(Stated task): Find every line in the records below that holds the word "Precio" and copy it.

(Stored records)
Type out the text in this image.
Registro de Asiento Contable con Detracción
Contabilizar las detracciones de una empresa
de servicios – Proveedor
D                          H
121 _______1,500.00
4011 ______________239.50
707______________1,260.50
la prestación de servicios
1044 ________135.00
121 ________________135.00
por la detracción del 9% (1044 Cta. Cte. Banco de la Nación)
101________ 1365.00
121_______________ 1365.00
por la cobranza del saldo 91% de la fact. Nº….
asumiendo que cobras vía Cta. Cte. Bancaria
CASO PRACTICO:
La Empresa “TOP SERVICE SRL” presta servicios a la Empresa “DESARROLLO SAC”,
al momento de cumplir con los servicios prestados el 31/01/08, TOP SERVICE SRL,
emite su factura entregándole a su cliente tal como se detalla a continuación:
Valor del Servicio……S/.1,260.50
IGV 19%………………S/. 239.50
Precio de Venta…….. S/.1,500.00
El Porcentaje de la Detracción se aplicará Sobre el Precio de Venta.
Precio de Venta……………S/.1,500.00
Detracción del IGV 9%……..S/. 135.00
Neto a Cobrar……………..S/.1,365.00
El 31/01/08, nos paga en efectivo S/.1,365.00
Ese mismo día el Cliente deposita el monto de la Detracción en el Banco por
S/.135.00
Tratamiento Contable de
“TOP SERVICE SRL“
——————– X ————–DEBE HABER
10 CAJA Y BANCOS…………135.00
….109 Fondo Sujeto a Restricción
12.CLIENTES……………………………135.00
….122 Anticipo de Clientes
...
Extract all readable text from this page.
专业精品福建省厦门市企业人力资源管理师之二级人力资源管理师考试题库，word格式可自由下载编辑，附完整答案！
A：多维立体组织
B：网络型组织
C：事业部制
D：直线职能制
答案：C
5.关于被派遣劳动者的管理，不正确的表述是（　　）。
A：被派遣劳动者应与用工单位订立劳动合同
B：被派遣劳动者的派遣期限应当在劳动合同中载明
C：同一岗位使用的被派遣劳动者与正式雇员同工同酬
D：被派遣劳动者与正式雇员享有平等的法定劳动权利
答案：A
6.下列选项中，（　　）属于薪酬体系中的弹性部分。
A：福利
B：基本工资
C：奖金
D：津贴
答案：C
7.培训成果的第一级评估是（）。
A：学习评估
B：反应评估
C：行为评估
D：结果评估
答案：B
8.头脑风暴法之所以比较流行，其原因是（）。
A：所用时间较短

(Response to this exercise):
Precio de Venta…….. S/.1,500.00
El Porcentaje de la Detracción se aplicará Sobre el Precio de Venta.
Precio de Venta……………S/.1,500.00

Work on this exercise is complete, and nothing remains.